[Stored data]

____

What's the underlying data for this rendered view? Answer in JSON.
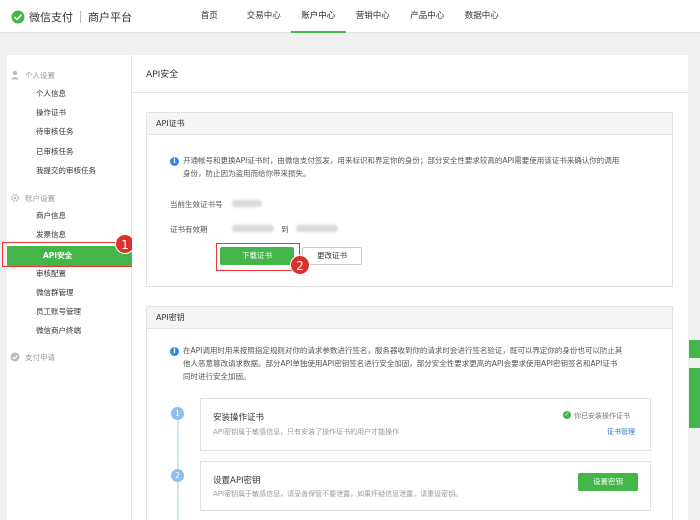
{
  "header": {
    "logo_text": "微信支付",
    "platform": "商户平台",
    "nav": [
      {
        "label": "首页"
      },
      {
        "label": "交易中心"
      },
      {
        "label": "账户中心"
      },
      {
        "label": "营销中心"
      },
      {
        "label": "产品中心"
      },
      {
        "label": "数据中心"
      }
    ],
    "active_nav": "账户中心"
  },
  "sidebar": {
    "group1": {
      "label": "个人设置",
      "icon": "person-icon"
    },
    "group1_items": [
      "个人信息",
      "操作证书",
      "待审核任务",
      "已审核任务",
      "我提交的审核任务"
    ],
    "group2": {
      "label": "账户设置",
      "icon": "gear-icon"
    },
    "group2_items": [
      "商户信息",
      "发票信息",
      "API安全",
      "审核配置",
      "微信群管理",
      "员工账号管理",
      "微信商户终端"
    ],
    "group3": {
      "label": "支付申请",
      "icon": "check-circle-icon"
    },
    "active_item": "API安全"
  },
  "annotations": {
    "badge1": "1",
    "badge2": "2"
  },
  "main": {
    "title": "API安全",
    "cert_panel": {
      "title": "API证书",
      "info_line1": "开通帐号和更换API证书时，由微信支付签发，用来标识和界定你的身份；部分安全性要求较高的API需要使用该证书来确认你的调用",
      "info_line2": "身份，防止因为盗用而给你带来损失。",
      "current_label": "当前生效证书号",
      "validity_label": "证书有效期",
      "to_label": "到",
      "download_btn": "下载证书",
      "change_btn": "更改证书"
    },
    "key_panel": {
      "title": "API密钥",
      "info_line1": "在API调用时用来按照指定规则对你的请求参数进行签名，服务器收到你的请求时会进行签名验证，既可以界定你的身份也可以防止其",
      "info_line2": "他人恶意篡改请求数据。部分API单独使用API密钥签名进行安全加固，部分安全性要求更高的API会要求使用API密钥签名和API证书",
      "info_line3": "同时进行安全加固。",
      "steps": [
        {
          "num": "1",
          "title": "安装操作证书",
          "desc": "API密钥属于敏感信息，只有安装了操作证书的用户才能操作",
          "status": "你已安装操作证书",
          "link": "证书管理"
        },
        {
          "num": "2",
          "title": "设置API密钥",
          "desc": "API密钥属于敏感信息，请妥善保管不要泄露，如果怀疑信息泄露，请重设密钥。",
          "button": "设置密钥"
        }
      ]
    }
  },
  "colors": {
    "accent": "#44b549",
    "annotation": "#d9312b",
    "info": "#2e8ae6",
    "link": "#2e72c4"
  }
}
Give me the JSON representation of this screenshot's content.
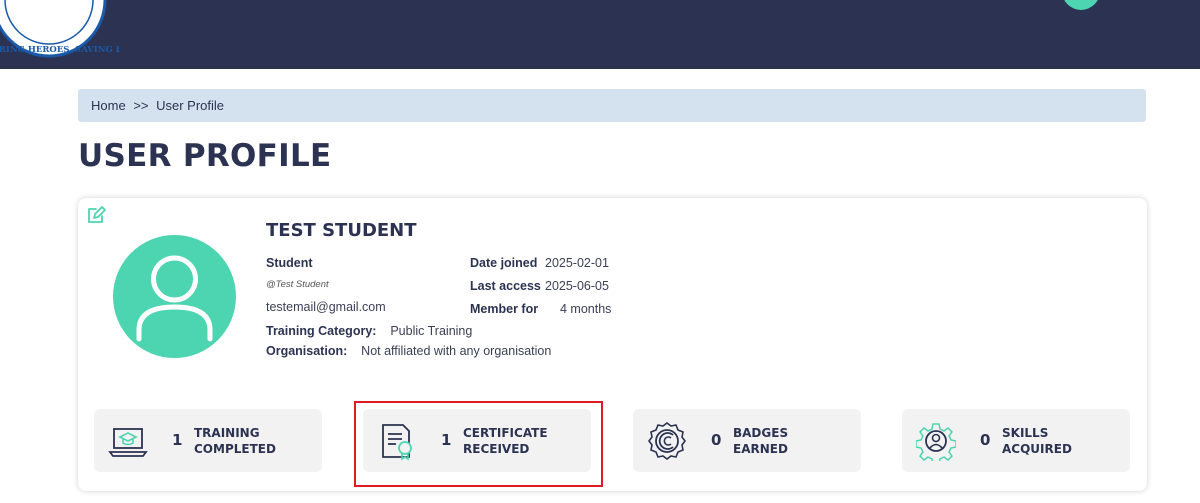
{
  "header": {
    "logo_text": "EMPOWERING HEROES, SAVING LIVES",
    "colors": {
      "bar": "#2c3352",
      "accent": "#4dd4b0"
    }
  },
  "breadcrumb": {
    "home": "Home",
    "separator": ">>",
    "current": "User Profile"
  },
  "page_title": "USER PROFILE",
  "profile": {
    "name": "TEST STUDENT",
    "role": "Student",
    "handle": "@Test Student",
    "email": "testemail@gmail.com",
    "training_category_label": "Training Category:",
    "training_category": "Public Training",
    "organisation_label": "Organisation:",
    "organisation": "Not affiliated with any organisation",
    "date_joined_label": "Date joined",
    "date_joined": "2025-02-01",
    "last_access_label": "Last access",
    "last_access": "2025-06-05",
    "member_for_label": "Member for",
    "member_for": "4 months"
  },
  "stats": [
    {
      "icon": "laptop-graduation-icon",
      "value": "1",
      "line1": "TRAINING",
      "line2": "COMPLETED"
    },
    {
      "icon": "certificate-icon",
      "value": "1",
      "line1": "CERTIFICATE",
      "line2": "RECEIVED"
    },
    {
      "icon": "badge-icon",
      "value": "0",
      "line1": "BADGES",
      "line2": "EARNED"
    },
    {
      "icon": "gear-user-icon",
      "value": "0",
      "line1": "SKILLS",
      "line2": "ACQUIRED"
    }
  ]
}
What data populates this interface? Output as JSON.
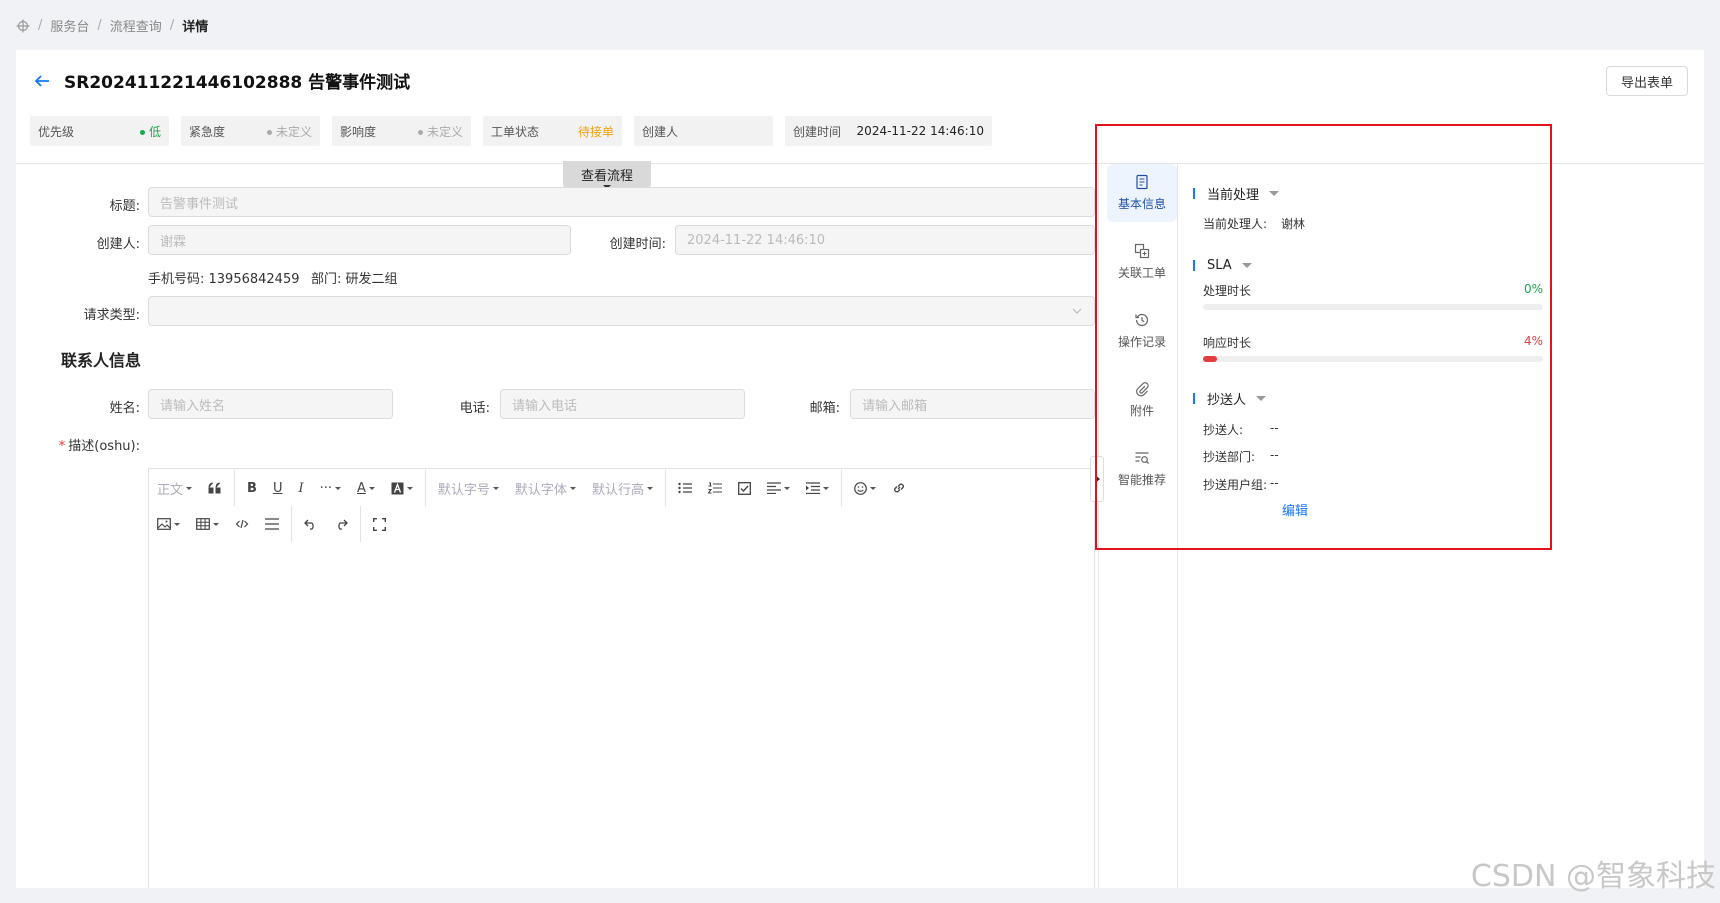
{
  "breadcrumb": {
    "items": [
      "服务台",
      "流程查询",
      "详情"
    ],
    "separator": "/"
  },
  "header": {
    "title": "SR202411221446102888 告警事件测试",
    "export_label": "导出表单"
  },
  "meta": {
    "priority": {
      "label": "优先级",
      "value": "低",
      "color": "#19a84a"
    },
    "urgency": {
      "label": "紧急度",
      "value": "未定义",
      "color": "#aaaaaa"
    },
    "impact": {
      "label": "影响度",
      "value": "未定义",
      "color": "#aaaaaa"
    },
    "status": {
      "label": "工单状态",
      "value": "待接单",
      "color": "#f5a10b"
    },
    "creator": {
      "label": "创建人",
      "value": ""
    },
    "created_time": {
      "label": "创建时间",
      "value": "2024-11-22 14:46:10"
    }
  },
  "flow_button": "查看流程",
  "form": {
    "title_label": "标题:",
    "title_value": "告警事件测试",
    "creator_label": "创建人:",
    "creator_value": "谢霖",
    "created_time_label": "创建时间:",
    "created_time_value": "2024-11-22 14:46:10",
    "phone_text": "手机号码:  13956842459",
    "dept_text": "部门:  研发二组",
    "request_type_label": "请求类型:",
    "contact_section": "联系人信息",
    "name_label": "姓名:",
    "name_placeholder": "请输入姓名",
    "tel_label": "电话:",
    "tel_placeholder": "请输入电话",
    "email_label": "邮箱:",
    "email_placeholder": "请输入邮箱",
    "desc_required": "*",
    "desc_label": "描述(oshu):"
  },
  "editor_toolbar": {
    "paragraph": "正文",
    "font_size": "默认字号",
    "font_family": "默认字体",
    "line_height": "默认行高"
  },
  "side_nav": {
    "items": [
      {
        "label": "基本信息",
        "icon": "document-icon",
        "active": true
      },
      {
        "label": "关联工单",
        "icon": "link-tickets-icon",
        "active": false
      },
      {
        "label": "操作记录",
        "icon": "history-icon",
        "active": false
      },
      {
        "label": "附件",
        "icon": "paperclip-icon",
        "active": false
      },
      {
        "label": "智能推荐",
        "icon": "smart-search-icon",
        "active": false
      }
    ]
  },
  "panel": {
    "current": {
      "title": "当前处理",
      "handler_label": "当前处理人:",
      "handler_value": "谢林"
    },
    "sla": {
      "title": "SLA",
      "process_label": "处理时长",
      "process_pct_text": "0%",
      "process_pct": 0,
      "process_color": "#19a84a",
      "response_label": "响应时长",
      "response_pct_text": "4%",
      "response_pct": 4,
      "response_color": "#e33d3d"
    },
    "cc": {
      "title": "抄送人",
      "person_label": "抄送人:",
      "person_value": "--",
      "dept_label": "抄送部门:",
      "dept_value": "--",
      "group_label": "抄送用户组:",
      "group_value": "--",
      "edit_label": "编辑"
    }
  },
  "watermark": "CSDN @智象科技"
}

____

Repeat the records word for word. Any picture in them should be left out.

**Output for this task:**
What's the underlying data for this rendered view? Answer in JSON.
{
  "header": {
    "logo_text": "微信支付",
    "platform": "商户平台",
    "nav": [
      {
        "label": "首页"
      },
      {
        "label": "交易中心"
      },
      {
        "label": "账户中心"
      },
      {
        "label": "营销中心"
      },
      {
        "label": "产品中心"
      },
      {
        "label": "数据中心"
      }
    ],
    "active_nav": "账户中心"
  },
  "sidebar": {
    "group1": {
      "label": "个人设置",
      "icon": "person-icon"
    },
    "group1_items": [
      "个人信息",
      "操作证书",
      "待审核任务",
      "已审核任务",
      "我提交的审核任务"
    ],
    "group2": {
      "label": "账户设置",
      "icon": "gear-icon"
    },
    "group2_items": [
      "商户信息",
      "发票信息",
      "API安全",
      "审核配置",
      "微信群管理",
      "员工账号管理",
      "微信商户终端"
    ],
    "group3": {
      "label": "支付申请",
      "icon": "check-circle-icon"
    },
    "active_item": "API安全"
  },
  "annotations": {
    "badge1": "1",
    "badge2": "2"
  },
  "main": {
    "title": "API安全",
    "cert_panel": {
      "title": "API证书",
      "info_line1": "开通帐号和更换API证书时，由微信支付签发，用来标识和界定你的身份；部分安全性要求较高的API需要使用该证书来确认你的调用",
      "info_line2": "身份，防止因为盗用而给你带来损失。",
      "current_label": "当前生效证书号",
      "validity_label": "证书有效期",
      "to_label": "到",
      "download_btn": "下载证书",
      "change_btn": "更改证书"
    },
    "key_panel": {
      "title": "API密钥",
      "info_line1": "在API调用时用来按照指定规则对你的请求参数进行签名，服务器收到你的请求时会进行签名验证，既可以界定你的身份也可以防止其",
      "info_line2": "他人恶意篡改请求数据。部分API单独使用API密钥签名进行安全加固，部分安全性要求更高的API会要求使用API密钥签名和API证书",
      "info_line3": "同时进行安全加固。",
      "steps": [
        {
          "num": "1",
          "title": "安装操作证书",
          "desc": "API密钥属于敏感信息，只有安装了操作证书的用户才能操作",
          "status": "你已安装操作证书",
          "link": "证书管理"
        },
        {
          "num": "2",
          "title": "设置API密钥",
          "desc": "API密钥属于敏感信息，请妥善保管不要泄露，如果怀疑信息泄露，请重设密钥。",
          "button": "设置密钥"
        }
      ]
    }
  },
  "colors": {
    "accent": "#44b549",
    "annotation": "#d9312b",
    "info": "#2e8ae6",
    "link": "#2e72c4"
  }
}
Give me the JSON representation of this screenshot's content.
{
  "header": {
    "logo_text": "EMPOWERING HEROES, SAVING LIVES",
    "colors": {
      "bar": "#2c3352",
      "accent": "#4dd4b0"
    }
  },
  "breadcrumb": {
    "home": "Home",
    "separator": ">>",
    "current": "User Profile"
  },
  "page_title": "USER PROFILE",
  "profile": {
    "name": "TEST STUDENT",
    "role": "Student",
    "handle": "@Test Student",
    "email": "testemail@gmail.com",
    "training_category_label": "Training Category:",
    "training_category": "Public Training",
    "organisation_label": "Organisation:",
    "organisation": "Not affiliated with any organisation",
    "date_joined_label": "Date joined",
    "date_joined": "2025-02-01",
    "last_access_label": "Last access",
    "last_access": "2025-06-05",
    "member_for_label": "Member for",
    "member_for": "4 months"
  },
  "stats": [
    {
      "icon": "laptop-graduation-icon",
      "value": "1",
      "line1": "TRAINING",
      "line2": "COMPLETED"
    },
    {
      "icon": "certificate-icon",
      "value": "1",
      "line1": "CERTIFICATE",
      "line2": "RECEIVED"
    },
    {
      "icon": "badge-icon",
      "value": "0",
      "line1": "BADGES",
      "line2": "EARNED"
    },
    {
      "icon": "gear-user-icon",
      "value": "0",
      "line1": "SKILLS",
      "line2": "ACQUIRED"
    }
  ]
}
What data populates this interface? Output as JSON.
{
  "breadcrumb": {
    "items": [
      "服务台",
      "流程查询",
      "详情"
    ],
    "separator": "/"
  },
  "header": {
    "title": "SR202411221446102888 告警事件测试",
    "export_label": "导出表单"
  },
  "meta": {
    "priority": {
      "label": "优先级",
      "value": "低",
      "color": "#19a84a"
    },
    "urgency": {
      "label": "紧急度",
      "value": "未定义",
      "color": "#aaaaaa"
    },
    "impact": {
      "label": "影响度",
      "value": "未定义",
      "color": "#aaaaaa"
    },
    "status": {
      "label": "工单状态",
      "value": "待接单",
      "color": "#f5a10b"
    },
    "creator": {
      "label": "创建人",
      "value": ""
    },
    "created_time": {
      "label": "创建时间",
      "value": "2024-11-22 14:46:10"
    }
  },
  "flow_button": "查看流程",
  "form": {
    "title_label": "标题:",
    "title_value": "告警事件测试",
    "creator_label": "创建人:",
    "creator_value": "谢霖",
    "created_time_label": "创建时间:",
    "created_time_value": "2024-11-22 14:46:10",
    "phone_text": "手机号码:  13956842459",
    "dept_text": "部门:  研发二组",
    "request_type_label": "请求类型:",
    "contact_section": "联系人信息",
    "name_label": "姓名:",
    "name_placeholder": "请输入姓名",
    "tel_label": "电话:",
    "tel_placeholder": "请输入电话",
    "email_label": "邮箱:",
    "email_placeholder": "请输入邮箱",
    "desc_required": "*",
    "desc_label": "描述(oshu):"
  },
  "editor_toolbar": {
    "paragraph": "正文",
    "font_size": "默认字号",
    "font_family": "默认字体",
    "line_height": "默认行高"
  },
  "side_nav": {
    "items": [
      {
        "label": "基本信息",
        "icon": "document-icon",
        "active": true
      },
      {
        "label": "关联工单",
        "icon": "link-tickets-icon",
        "active": false
      },
      {
        "label": "操作记录",
        "icon": "history-icon",
        "active": false
      },
      {
        "label": "附件",
        "icon": "paperclip-icon",
        "active": false
      },
      {
        "label": "智能推荐",
        "icon": "smart-search-icon",
        "active": false
      }
    ]
  },
  "panel": {
    "current": {
      "title": "当前处理",
      "handler_label": "当前处理人:",
      "handler_value": "谢林"
    },
    "sla": {
      "title": "SLA",
      "process_label": "处理时长",
      "process_pct_text": "0%",
      "process_pct": 0,
      "process_color": "#19a84a",
      "response_label": "响应时长",
      "response_pct_text": "4%",
      "response_pct": 4,
      "response_color": "#e33d3d"
    },
    "cc": {
      "title": "抄送人",
      "person_label": "抄送人:",
      "person_value": "--",
      "dept_label": "抄送部门:",
      "dept_value": "--",
      "group_label": "抄送用户组:",
      "group_value": "--",
      "edit_label": "编辑"
    }
  },
  "watermark": "CSDN @智象科技"
}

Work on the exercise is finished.